• WRITTEN REQUEST
Review the listing and copy each line that holds the word "формы".

• INPUT MATERIAL
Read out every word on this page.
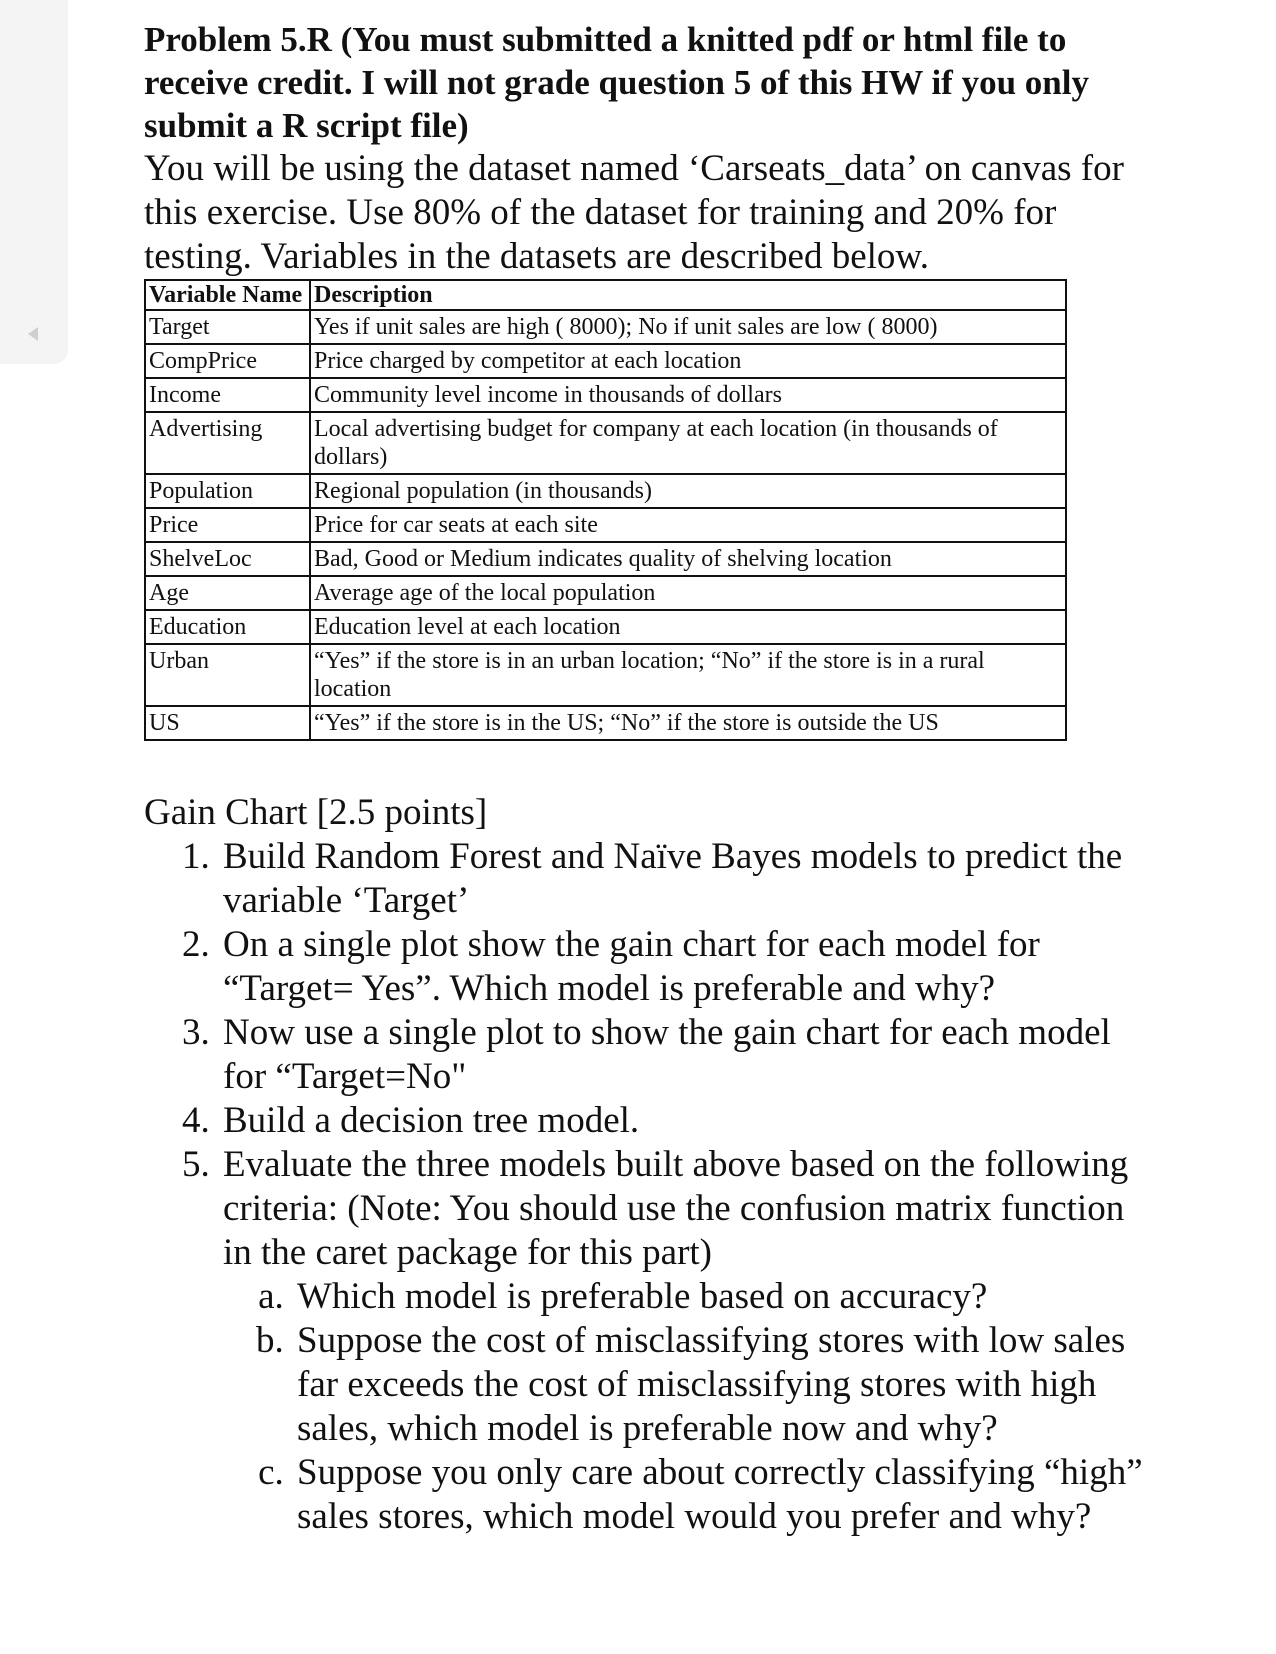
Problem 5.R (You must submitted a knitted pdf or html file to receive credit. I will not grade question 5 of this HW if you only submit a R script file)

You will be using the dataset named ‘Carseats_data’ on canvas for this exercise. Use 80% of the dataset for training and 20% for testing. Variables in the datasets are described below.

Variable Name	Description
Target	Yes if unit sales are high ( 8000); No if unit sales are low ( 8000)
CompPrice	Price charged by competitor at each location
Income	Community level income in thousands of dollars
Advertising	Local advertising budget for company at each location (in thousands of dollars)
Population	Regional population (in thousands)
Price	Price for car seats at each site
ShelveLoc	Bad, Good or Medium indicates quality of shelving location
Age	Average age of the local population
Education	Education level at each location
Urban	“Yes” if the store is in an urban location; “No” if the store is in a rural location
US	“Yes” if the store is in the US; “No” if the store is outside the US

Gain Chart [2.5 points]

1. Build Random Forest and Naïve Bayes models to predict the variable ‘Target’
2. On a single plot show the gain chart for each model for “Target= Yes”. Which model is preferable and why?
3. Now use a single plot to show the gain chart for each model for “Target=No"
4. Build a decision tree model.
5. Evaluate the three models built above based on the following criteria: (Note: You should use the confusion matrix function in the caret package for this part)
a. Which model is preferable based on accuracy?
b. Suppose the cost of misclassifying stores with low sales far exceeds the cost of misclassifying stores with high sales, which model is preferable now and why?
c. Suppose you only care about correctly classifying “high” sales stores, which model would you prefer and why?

...

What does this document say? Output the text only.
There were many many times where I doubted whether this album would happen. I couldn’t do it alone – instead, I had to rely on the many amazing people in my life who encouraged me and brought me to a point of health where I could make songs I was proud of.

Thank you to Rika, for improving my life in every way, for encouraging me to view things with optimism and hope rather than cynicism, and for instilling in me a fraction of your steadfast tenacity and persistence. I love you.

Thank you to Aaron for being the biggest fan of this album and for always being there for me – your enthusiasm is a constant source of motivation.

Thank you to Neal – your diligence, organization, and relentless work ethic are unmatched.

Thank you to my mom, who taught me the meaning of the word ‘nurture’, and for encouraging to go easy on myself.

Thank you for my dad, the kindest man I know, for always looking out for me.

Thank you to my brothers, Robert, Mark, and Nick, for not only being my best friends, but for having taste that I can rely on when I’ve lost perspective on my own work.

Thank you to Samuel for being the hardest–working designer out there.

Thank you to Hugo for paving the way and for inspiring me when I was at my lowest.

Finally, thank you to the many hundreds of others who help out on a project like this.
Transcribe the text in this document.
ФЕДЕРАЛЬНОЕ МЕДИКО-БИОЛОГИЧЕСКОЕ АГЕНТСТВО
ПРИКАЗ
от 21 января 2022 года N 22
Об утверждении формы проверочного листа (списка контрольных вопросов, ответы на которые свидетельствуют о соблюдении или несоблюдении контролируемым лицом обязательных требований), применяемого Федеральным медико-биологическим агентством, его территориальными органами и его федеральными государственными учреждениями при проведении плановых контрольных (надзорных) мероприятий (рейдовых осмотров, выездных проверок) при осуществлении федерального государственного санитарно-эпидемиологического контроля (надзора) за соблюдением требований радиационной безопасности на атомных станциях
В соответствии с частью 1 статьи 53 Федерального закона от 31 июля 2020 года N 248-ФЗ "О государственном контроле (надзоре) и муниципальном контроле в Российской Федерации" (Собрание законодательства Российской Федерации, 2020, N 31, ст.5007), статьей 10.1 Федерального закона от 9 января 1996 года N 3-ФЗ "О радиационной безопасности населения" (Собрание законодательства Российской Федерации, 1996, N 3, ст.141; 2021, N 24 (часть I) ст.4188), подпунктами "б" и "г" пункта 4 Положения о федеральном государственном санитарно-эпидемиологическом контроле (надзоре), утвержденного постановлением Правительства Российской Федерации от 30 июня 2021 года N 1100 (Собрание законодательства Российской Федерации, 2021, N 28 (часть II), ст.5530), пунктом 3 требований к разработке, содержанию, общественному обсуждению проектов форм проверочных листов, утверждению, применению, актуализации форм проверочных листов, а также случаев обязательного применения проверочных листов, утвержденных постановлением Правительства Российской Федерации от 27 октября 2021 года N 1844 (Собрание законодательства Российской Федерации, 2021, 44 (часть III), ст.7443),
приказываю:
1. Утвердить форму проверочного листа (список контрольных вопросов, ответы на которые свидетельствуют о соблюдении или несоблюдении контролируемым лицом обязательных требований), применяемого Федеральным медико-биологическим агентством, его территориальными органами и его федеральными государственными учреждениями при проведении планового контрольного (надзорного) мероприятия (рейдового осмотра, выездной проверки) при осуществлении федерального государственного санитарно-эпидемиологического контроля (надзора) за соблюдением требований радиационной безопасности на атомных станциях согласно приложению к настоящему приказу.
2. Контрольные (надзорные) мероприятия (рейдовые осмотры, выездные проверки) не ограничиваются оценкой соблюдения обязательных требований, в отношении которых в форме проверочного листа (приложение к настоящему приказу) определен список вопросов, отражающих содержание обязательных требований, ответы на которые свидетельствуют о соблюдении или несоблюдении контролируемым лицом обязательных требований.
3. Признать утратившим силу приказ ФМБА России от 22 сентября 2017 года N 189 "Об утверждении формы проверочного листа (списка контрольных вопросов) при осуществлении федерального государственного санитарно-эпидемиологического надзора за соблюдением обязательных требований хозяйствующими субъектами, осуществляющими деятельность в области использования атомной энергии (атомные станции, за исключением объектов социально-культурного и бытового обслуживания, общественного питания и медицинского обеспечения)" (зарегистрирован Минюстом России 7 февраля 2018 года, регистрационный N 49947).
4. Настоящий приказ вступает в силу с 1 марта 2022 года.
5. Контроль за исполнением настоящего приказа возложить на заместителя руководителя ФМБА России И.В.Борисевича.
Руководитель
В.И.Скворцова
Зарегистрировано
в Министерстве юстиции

* * *

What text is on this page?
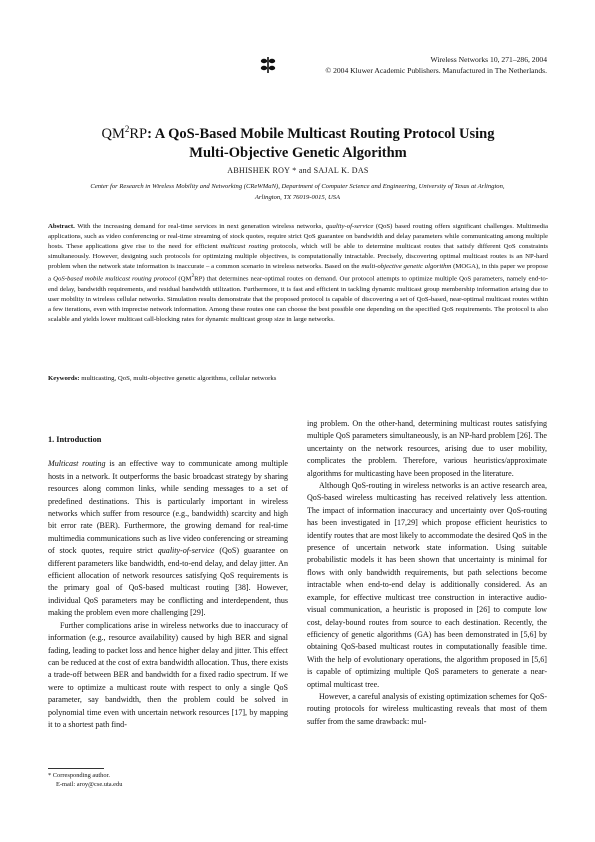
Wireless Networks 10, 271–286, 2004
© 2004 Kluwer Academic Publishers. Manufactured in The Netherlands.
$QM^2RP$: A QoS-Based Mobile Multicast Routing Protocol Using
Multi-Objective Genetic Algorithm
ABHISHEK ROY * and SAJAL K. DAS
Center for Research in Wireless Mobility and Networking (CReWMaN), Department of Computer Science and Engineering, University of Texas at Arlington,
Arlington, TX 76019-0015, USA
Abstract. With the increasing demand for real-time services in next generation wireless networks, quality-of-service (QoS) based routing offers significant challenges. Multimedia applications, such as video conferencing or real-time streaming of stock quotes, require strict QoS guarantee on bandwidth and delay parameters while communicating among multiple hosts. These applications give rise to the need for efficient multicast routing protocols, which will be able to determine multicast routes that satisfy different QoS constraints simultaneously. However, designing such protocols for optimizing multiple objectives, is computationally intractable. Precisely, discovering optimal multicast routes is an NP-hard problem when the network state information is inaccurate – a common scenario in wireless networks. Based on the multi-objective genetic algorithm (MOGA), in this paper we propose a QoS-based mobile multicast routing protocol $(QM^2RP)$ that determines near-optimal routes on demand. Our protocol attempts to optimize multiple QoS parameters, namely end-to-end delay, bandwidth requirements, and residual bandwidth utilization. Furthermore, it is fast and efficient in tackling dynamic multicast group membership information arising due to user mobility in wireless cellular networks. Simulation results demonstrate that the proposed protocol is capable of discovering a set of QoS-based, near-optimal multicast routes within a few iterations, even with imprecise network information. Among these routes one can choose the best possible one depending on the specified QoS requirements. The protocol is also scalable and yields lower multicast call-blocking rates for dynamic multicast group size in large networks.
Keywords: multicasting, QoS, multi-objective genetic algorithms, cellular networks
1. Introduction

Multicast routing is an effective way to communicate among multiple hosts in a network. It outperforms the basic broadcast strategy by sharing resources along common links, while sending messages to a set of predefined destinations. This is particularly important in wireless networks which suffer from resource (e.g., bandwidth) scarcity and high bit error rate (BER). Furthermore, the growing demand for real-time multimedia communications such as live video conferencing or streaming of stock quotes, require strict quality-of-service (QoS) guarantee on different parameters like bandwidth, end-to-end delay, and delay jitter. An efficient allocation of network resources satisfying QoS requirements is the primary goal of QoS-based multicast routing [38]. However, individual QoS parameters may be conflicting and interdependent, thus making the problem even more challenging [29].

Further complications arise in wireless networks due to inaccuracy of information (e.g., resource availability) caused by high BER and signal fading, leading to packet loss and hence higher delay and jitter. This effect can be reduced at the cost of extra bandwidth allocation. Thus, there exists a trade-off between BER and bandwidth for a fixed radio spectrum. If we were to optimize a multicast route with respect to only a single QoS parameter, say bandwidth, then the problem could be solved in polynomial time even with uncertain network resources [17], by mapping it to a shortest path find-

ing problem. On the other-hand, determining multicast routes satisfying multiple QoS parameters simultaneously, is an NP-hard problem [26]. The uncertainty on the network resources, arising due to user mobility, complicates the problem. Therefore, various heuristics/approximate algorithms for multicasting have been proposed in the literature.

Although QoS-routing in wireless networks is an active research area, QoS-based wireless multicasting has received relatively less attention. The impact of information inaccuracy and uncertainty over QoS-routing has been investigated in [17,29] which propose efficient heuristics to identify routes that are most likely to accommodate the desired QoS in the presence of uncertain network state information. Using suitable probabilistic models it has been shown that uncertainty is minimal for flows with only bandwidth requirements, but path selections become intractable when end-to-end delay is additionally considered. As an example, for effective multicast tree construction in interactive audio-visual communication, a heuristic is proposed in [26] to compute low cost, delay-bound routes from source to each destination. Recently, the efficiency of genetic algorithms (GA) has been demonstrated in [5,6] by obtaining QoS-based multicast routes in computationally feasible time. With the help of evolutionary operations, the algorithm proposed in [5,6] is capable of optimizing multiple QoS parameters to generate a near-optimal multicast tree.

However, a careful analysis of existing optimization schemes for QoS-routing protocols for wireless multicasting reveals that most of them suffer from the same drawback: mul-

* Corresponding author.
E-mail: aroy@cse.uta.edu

• SOLUTION TO THIS EXERCISE
Об утверждении формы проверочного листа (списка контрольных вопросов, ответы на которые свидетельствуют о соблюдении или несоблюдении контролируемым лицом обязательных требований), применяемого Федеральным медико-биологическим агентством, его территориальными органами и его федеральными государственными учреждениями при проведении плановых контрольных (надзорных) мероприятий (рейдовых осмотров, выездных проверок) при осуществлении федерального государственного санитарно-эпидемиологического контроля (надзора) за соблюдением требований радиационной безопасности на атомных станциях
3. Признать утратившим силу приказ ФМБА России от 22 сентября 2017 года N 189 "Об утверждении формы проверочного листа (списка контрольных вопросов) при осуществлении федерального государственного санитарно-эпидемиологического надзора за соблюдением обязательных требований хозяйствующими субъектами, осуществляющими деятельность в области использования атомной энергии (атомные станции, за исключением объектов социально-культурного и бытового обслуживания, общественного питания и медицинского обеспечения)" (зарегистрирован Минюстом России 7 февраля 2018 года, регистрационный N 49947).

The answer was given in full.